Transcription dataset entries:
—————

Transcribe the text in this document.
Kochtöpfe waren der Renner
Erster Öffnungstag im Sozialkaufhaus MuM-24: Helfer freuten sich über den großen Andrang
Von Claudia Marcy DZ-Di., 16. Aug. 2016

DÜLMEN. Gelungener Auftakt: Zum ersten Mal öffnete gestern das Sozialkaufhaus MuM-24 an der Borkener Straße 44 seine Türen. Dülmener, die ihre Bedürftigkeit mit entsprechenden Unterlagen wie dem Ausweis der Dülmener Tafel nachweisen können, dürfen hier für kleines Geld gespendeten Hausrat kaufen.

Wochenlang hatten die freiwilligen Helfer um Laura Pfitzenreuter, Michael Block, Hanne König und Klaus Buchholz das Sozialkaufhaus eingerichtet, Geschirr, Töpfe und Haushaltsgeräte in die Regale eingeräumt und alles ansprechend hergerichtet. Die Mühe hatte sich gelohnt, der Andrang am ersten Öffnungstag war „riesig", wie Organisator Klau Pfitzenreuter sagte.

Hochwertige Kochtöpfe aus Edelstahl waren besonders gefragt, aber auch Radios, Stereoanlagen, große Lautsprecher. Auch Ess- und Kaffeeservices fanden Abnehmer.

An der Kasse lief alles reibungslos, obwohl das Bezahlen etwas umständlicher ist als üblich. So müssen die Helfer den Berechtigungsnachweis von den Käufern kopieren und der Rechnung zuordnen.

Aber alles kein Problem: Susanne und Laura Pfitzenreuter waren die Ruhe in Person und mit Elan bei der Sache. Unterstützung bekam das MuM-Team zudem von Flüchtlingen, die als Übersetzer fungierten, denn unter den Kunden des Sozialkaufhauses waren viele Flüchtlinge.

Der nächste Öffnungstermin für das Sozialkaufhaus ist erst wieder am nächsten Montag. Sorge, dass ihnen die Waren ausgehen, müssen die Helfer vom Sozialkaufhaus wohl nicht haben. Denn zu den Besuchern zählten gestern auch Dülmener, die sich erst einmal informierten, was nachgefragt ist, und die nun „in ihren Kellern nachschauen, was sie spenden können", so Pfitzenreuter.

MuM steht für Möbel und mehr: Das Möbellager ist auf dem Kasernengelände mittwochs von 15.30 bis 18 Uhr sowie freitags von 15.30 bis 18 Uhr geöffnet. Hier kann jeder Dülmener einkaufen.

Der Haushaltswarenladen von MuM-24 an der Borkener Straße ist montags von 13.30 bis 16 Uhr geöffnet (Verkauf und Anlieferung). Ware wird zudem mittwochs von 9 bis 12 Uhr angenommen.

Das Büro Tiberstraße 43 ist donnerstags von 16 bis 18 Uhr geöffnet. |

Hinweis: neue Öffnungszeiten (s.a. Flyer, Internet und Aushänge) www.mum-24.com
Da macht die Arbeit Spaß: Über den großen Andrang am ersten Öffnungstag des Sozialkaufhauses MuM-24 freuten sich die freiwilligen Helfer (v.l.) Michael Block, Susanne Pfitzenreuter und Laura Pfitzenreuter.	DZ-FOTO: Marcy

—————

Problem description: Would you set down every record again, exactly as it appears above?

Answer for this exercise:
Transcribe the text in this document.
Kochtöpfe waren der Renner
Erster Öffnungstag im Sozialkaufhaus MuM-24: Helfer freuten sich über den großen Andrang
Von Claudia Marcy DZ-Di., 16. Aug. 2016

DÜLMEN. Gelungener Auftakt: Zum ersten Mal öffnete gestern das Sozialkaufhaus MuM-24 an der Borkener Straße 44 seine Türen. Dülmener, die ihre Bedürftigkeit mit entsprechenden Unterlagen wie dem Ausweis der Dülmener Tafel nachweisen können, dürfen hier für kleines Geld gespendeten Hausrat kaufen.

Wochenlang hatten die freiwilligen Helfer um Laura Pfitzenreuter, Michael Block, Hanne König und Klaus Buchholz das Sozialkaufhaus eingerichtet, Geschirr, Töpfe und Haushaltsgeräte in die Regale eingeräumt und alles ansprechend hergerichtet. Die Mühe hatte sich gelohnt, der Andrang am ersten Öffnungstag war „riesig", wie Organisator Klau Pfitzenreuter sagte.

Hochwertige Kochtöpfe aus Edelstahl waren besonders gefragt, aber auch Radios, Stereoanlagen, große Lautsprecher. Auch Ess- und Kaffeeservices fanden Abnehmer.

An der Kasse lief alles reibungslos, obwohl das Bezahlen etwas umständlicher ist als üblich. So müssen die Helfer den Berechtigungsnachweis von den Käufern kopieren und der Rechnung zuordnen.

Aber alles kein Problem: Susanne und Laura Pfitzenreuter waren die Ruhe in Person und mit Elan bei der Sache. Unterstützung bekam das MuM-Team zudem von Flüchtlingen, die als Übersetzer fungierten, denn unter den Kunden des Sozialkaufhauses waren viele Flüchtlinge.

Der nächste Öffnungstermin für das Sozialkaufhaus ist erst wieder am nächsten Montag. Sorge, dass ihnen die Waren ausgehen, müssen die Helfer vom Sozialkaufhaus wohl nicht haben. Denn zu den Besuchern zählten gestern auch Dülmener, die sich erst einmal informierten, was nachgefragt ist, und die nun „in ihren Kellern nachschauen, was sie spenden können", so Pfitzenreuter.

MuM steht für Möbel und mehr: Das Möbellager ist auf dem Kasernengelände mittwochs von 15.30 bis 18 Uhr sowie freitags von 15.30 bis 18 Uhr geöffnet. Hier kann jeder Dülmener einkaufen.

Der Haushaltswarenladen von MuM-24 an der Borkener Straße ist montags von 13.30 bis 16 Uhr geöffnet (Verkauf und Anlieferung). Ware wird zudem mittwochs von 9 bis 12 Uhr angenommen.

Das Büro Tiberstraße 43 ist donnerstags von 16 bis 18 Uhr geöffnet. |

Hinweis: neue Öffnungszeiten (s.a. Flyer, Internet und Aushänge) www.mum-24.com
Da macht die Arbeit Spaß: Über den großen Andrang am ersten Öffnungstag des Sozialkaufhauses MuM-24 freuten sich die freiwilligen Helfer (v.l.) Michael Block, Susanne Pfitzenreuter und Laura Pfitzenreuter.	DZ-FOTO: Marcy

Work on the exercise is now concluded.